YOUR INSTRUCTIONS => Note each line that includes the word "resultant". Copy those lines.

^^^^

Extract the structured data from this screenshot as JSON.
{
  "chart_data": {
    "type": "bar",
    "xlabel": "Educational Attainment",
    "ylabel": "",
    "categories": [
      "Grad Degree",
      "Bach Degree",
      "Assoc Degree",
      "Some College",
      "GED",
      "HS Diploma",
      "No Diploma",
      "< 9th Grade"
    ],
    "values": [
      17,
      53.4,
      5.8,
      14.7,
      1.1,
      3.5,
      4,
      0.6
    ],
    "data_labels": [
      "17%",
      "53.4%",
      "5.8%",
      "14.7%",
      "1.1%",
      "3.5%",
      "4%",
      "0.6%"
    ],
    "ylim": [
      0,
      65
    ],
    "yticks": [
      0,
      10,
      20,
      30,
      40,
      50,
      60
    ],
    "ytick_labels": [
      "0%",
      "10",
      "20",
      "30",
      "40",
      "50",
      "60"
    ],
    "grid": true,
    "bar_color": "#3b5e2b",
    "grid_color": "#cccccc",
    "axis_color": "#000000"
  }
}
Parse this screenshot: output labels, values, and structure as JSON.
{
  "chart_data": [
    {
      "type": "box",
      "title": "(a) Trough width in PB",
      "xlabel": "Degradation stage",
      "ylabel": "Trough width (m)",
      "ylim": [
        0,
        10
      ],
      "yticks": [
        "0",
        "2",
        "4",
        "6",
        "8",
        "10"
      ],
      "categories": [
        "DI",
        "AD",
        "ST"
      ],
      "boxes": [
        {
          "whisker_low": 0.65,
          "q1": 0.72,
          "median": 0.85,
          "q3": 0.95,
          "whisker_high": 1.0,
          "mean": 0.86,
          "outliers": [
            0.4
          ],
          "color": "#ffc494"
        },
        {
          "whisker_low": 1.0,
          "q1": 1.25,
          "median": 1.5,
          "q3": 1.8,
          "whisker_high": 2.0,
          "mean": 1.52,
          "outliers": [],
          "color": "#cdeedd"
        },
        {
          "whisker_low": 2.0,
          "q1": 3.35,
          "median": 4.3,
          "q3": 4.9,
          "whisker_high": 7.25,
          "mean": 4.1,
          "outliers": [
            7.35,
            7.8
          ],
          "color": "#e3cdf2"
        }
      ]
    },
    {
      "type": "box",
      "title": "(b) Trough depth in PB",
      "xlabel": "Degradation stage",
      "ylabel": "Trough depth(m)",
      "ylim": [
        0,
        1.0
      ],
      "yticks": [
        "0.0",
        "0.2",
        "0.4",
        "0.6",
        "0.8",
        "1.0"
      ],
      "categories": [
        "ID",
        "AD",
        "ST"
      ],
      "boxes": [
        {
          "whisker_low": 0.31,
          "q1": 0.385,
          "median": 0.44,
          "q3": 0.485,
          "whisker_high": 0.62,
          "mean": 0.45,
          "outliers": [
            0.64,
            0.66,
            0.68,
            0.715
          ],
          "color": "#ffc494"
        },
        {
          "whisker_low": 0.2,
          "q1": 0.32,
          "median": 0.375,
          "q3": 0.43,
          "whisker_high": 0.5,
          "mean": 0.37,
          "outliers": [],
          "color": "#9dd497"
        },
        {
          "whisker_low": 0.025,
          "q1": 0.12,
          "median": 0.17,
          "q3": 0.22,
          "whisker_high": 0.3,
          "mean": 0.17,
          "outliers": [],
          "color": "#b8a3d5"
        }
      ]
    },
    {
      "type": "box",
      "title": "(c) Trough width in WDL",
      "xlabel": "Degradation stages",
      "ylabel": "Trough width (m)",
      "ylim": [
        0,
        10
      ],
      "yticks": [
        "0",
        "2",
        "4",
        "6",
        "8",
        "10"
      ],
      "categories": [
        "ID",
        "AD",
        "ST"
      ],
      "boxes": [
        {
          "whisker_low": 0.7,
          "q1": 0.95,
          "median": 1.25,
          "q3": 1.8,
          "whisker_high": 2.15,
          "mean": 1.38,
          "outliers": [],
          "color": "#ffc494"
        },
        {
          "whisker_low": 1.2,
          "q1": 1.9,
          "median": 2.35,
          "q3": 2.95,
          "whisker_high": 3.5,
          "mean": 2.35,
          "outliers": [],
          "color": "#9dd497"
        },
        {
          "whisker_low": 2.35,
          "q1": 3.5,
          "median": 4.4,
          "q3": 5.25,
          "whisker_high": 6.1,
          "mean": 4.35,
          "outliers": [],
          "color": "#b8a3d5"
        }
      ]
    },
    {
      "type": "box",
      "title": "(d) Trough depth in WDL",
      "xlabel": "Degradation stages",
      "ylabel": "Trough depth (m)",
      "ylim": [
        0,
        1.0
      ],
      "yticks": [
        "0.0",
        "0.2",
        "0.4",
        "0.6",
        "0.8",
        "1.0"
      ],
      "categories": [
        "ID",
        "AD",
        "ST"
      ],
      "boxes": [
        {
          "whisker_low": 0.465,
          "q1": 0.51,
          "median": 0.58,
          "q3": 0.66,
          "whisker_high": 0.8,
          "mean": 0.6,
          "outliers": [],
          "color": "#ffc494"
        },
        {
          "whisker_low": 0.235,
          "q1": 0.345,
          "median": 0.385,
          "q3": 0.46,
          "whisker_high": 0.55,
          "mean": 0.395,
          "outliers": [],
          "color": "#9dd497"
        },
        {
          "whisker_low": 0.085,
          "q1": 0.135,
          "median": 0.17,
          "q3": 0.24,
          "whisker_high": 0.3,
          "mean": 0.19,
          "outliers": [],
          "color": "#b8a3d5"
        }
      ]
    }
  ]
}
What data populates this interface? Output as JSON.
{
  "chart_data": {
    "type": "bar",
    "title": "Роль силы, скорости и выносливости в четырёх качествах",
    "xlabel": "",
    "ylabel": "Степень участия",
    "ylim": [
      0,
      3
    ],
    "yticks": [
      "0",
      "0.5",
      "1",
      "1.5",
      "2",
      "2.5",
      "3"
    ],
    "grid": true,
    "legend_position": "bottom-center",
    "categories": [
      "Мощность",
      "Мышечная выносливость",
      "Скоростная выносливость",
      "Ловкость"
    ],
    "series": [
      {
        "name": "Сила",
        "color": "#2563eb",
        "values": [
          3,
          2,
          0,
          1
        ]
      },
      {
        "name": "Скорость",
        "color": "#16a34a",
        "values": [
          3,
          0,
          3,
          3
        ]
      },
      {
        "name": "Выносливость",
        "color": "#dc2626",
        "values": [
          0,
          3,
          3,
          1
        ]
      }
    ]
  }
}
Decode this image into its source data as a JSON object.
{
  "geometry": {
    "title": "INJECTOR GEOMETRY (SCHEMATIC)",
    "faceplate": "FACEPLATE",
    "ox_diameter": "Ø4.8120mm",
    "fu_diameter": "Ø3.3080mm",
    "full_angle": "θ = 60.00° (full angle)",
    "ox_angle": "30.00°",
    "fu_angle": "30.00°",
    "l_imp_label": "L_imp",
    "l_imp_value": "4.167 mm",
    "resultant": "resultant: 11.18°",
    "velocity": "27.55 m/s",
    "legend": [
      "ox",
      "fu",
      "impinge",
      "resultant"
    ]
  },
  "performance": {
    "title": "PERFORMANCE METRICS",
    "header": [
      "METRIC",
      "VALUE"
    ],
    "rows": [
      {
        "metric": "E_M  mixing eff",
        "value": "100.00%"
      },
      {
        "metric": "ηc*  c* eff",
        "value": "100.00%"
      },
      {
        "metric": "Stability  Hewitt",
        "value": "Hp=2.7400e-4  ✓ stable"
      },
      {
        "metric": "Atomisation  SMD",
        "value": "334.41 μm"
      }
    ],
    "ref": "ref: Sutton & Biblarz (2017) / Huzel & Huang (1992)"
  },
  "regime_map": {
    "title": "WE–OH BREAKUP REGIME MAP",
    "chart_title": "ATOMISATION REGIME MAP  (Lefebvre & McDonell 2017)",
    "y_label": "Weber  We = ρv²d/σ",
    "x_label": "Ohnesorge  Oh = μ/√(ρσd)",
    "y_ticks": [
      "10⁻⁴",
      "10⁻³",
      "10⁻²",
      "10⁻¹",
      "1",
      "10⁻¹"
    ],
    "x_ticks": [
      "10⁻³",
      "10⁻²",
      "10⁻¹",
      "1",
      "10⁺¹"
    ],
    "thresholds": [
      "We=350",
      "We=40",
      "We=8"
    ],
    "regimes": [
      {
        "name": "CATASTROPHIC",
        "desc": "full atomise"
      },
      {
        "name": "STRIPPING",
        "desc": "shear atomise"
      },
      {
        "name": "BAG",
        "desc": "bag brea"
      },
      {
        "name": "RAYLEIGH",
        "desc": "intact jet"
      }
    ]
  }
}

^^^^

COMPLETE ANSWER =>
    "resultant": "resultant: 11.18°",
      "resultant"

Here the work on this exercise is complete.